Write out each line beneath this one exactly as it reads.

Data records
____
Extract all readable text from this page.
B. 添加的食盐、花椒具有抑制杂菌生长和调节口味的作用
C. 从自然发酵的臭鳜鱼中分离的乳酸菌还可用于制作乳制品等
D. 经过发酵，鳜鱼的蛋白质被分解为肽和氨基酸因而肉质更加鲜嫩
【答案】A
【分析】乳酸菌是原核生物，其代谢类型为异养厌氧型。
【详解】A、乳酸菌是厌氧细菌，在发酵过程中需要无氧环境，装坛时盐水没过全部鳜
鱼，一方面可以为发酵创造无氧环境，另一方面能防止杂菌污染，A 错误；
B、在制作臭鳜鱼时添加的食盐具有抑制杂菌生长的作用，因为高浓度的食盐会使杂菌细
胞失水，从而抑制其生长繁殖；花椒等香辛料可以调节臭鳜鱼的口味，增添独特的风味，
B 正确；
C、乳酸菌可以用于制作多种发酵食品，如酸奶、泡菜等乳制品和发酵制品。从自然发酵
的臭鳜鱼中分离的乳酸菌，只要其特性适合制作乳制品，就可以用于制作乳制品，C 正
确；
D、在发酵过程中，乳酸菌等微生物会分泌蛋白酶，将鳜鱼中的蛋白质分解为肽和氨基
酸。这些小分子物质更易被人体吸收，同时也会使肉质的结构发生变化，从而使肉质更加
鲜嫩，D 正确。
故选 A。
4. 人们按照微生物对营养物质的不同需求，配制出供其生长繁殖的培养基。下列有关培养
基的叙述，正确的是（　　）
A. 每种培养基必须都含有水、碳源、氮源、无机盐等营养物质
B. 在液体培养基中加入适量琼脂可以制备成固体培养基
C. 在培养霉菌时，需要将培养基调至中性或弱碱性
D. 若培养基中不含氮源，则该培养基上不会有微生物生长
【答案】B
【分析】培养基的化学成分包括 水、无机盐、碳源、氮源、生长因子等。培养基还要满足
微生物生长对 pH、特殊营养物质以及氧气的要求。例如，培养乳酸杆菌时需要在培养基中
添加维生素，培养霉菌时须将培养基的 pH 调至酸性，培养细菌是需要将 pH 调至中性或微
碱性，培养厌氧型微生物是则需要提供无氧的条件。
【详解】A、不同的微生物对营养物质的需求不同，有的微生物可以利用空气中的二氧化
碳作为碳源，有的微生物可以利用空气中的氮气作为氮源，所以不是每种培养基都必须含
____
• _TASK ANSWER_
Extract all readable text from this page.
B. 添加的食盐、花椒具有抑制杂菌生长和调节口味的作用
C. 从自然发酵的臭鳜鱼中分离的乳酸菌还可用于制作乳制品等
D. 经过发酵，鳜鱼的蛋白质被分解为肽和氨基酸因而肉质更加鲜嫩
【答案】A
【分析】乳酸菌是原核生物，其代谢类型为异养厌氧型。
【详解】A、乳酸菌是厌氧细菌，在发酵过程中需要无氧环境，装坛时盐水没过全部鳜
鱼，一方面可以为发酵创造无氧环境，另一方面能防止杂菌污染，A 错误；
B、在制作臭鳜鱼时添加的食盐具有抑制杂菌生长的作用，因为高浓度的食盐会使杂菌细
胞失水，从而抑制其生长繁殖；花椒等香辛料可以调节臭鳜鱼的口味，增添独特的风味，
B 正确；
C、乳酸菌可以用于制作多种发酵食品，如酸奶、泡菜等乳制品和发酵制品。从自然发酵
的臭鳜鱼中分离的乳酸菌，只要其特性适合制作乳制品，就可以用于制作乳制品，C 正
确；
D、在发酵过程中，乳酸菌等微生物会分泌蛋白酶，将鳜鱼中的蛋白质分解为肽和氨基
酸。这些小分子物质更易被人体吸收，同时也会使肉质的结构发生变化，从而使肉质更加
鲜嫩，D 正确。
故选 A。
4. 人们按照微生物对营养物质的不同需求，配制出供其生长繁殖的培养基。下列有关培养
基的叙述，正确的是（　　）
A. 每种培养基必须都含有水、碳源、氮源、无机盐等营养物质
B. 在液体培养基中加入适量琼脂可以制备成固体培养基
C. 在培养霉菌时，需要将培养基调至中性或弱碱性
D. 若培养基中不含氮源，则该培养基上不会有微生物生长
【答案】B
【分析】培养基的化学成分包括 水、无机盐、碳源、氮源、生长因子等。培养基还要满足
微生物生长对 pH、特殊营养物质以及氧气的要求。例如，培养乳酸杆菌时需要在培养基中
添加维生素，培养霉菌时须将培养基的 pH 调至酸性，培养细菌是需要将 pH 调至中性或微
碱性，培养厌氧型微生物是则需要提供无氧的条件。
【详解】A、不同的微生物对营养物质的需求不同，有的微生物可以利用空气中的二氧化
碳作为碳源，有的微生物可以利用空气中的氮气作为氮源，所以不是每种培养基都必须含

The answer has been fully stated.